PROBLEM TO SOLVE
Collect each line of the records containing the string "Configuration".

(Records from a data collection)
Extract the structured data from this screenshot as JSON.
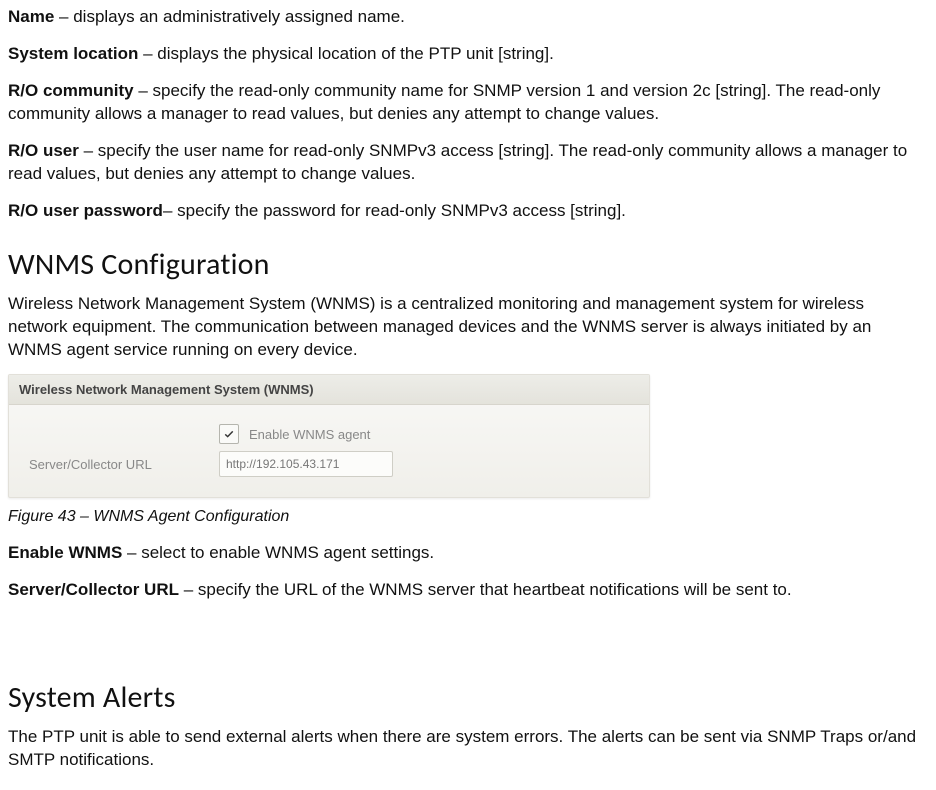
{
  "defs": {
    "name": {
      "term": "Name",
      "desc": " – displays an administratively assigned name."
    },
    "sysloc": {
      "term": "System location",
      "desc": " – displays the physical location of the PTP unit [string]."
    },
    "rocom": {
      "term": "R/O community",
      "desc": " – specify the read-only community name for SNMP version 1 and version 2c [string]. The read-only community allows a manager to read values, but denies any attempt to change values."
    },
    "rouser": {
      "term": "R/O user",
      "desc": " – specify the user name for read-only SNMPv3 access [string]. The read-only community allows a manager to read values, but denies any attempt to change values."
    },
    "ropass": {
      "term": "R/O user password",
      "desc": "– specify the password for read-only SNMPv3 access [string]."
    },
    "enablewnms": {
      "term": "Enable WNMS",
      "desc": " – select to enable WNMS agent settings."
    },
    "serverurl": {
      "term": "Server/Collector URL",
      "desc": " – specify the URL of the WNMS server that heartbeat notifications will be sent to."
    }
  },
  "sections": {
    "wnms_heading": "WNMS Configuration",
    "wnms_body": "Wireless Network Management System (WNMS) is a centralized monitoring and management system for wireless network equipment. The communication between managed devices and the WNMS server is always initiated by an WNMS agent service running on every device.",
    "alerts_heading": "System Alerts",
    "alerts_body": "The PTP unit is able to send external alerts when there are system errors. The alerts can be sent via SNMP Traps or/and SMTP notifications."
  },
  "panel": {
    "title": "Wireless Network Management System (WNMS)",
    "enable_label": "Enable WNMS agent",
    "server_label": "Server/Collector URL",
    "server_value": "http://192.105.43.171"
  },
  "figure_caption": "Figure 43 – WNMS Agent Configuration"
}
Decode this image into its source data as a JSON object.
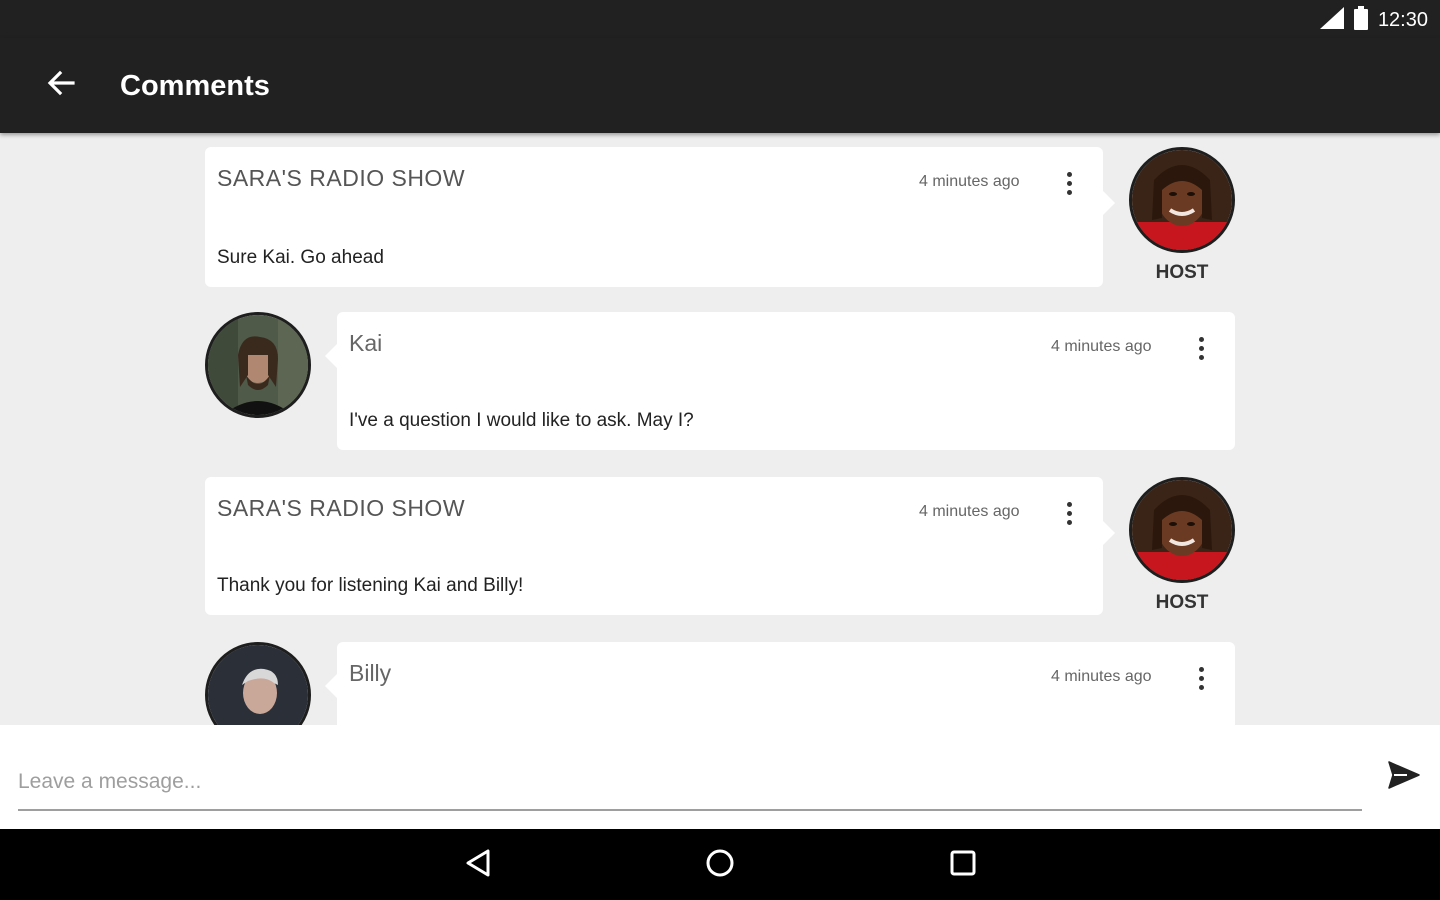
{
  "status_bar": {
    "time": "12:30"
  },
  "app_bar": {
    "title": "Comments"
  },
  "comments": [
    {
      "author": "SARA'S RADIO SHOW",
      "time": "4 minutes ago",
      "message": "Sure Kai. Go ahead",
      "role_label": "HOST"
    },
    {
      "author": "Kai",
      "time": "4 minutes ago",
      "message": "I've a question I would like to ask. May I?"
    },
    {
      "author": "SARA'S RADIO SHOW",
      "time": "4 minutes ago",
      "message": "Thank you for listening Kai and Billy!",
      "role_label": "HOST"
    },
    {
      "author": "Billy",
      "time": "4 minutes ago",
      "message": ""
    }
  ],
  "composer": {
    "placeholder": "Leave a message..."
  },
  "icons": {
    "back": "arrow-left-icon",
    "more": "more-vert-icon",
    "send": "send-icon",
    "nav_back": "triangle-back-icon",
    "nav_home": "circle-home-icon",
    "nav_recents": "square-recents-icon"
  },
  "colors": {
    "app_bar": "#212121",
    "background": "#eeeeee",
    "card": "#ffffff",
    "nav_bar": "#000000"
  }
}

PROBLEM SOLUTION
    "wnms_heading": "WNMS Configuration",
  "figure_caption": "Figure 43 – WNMS Agent Configuration"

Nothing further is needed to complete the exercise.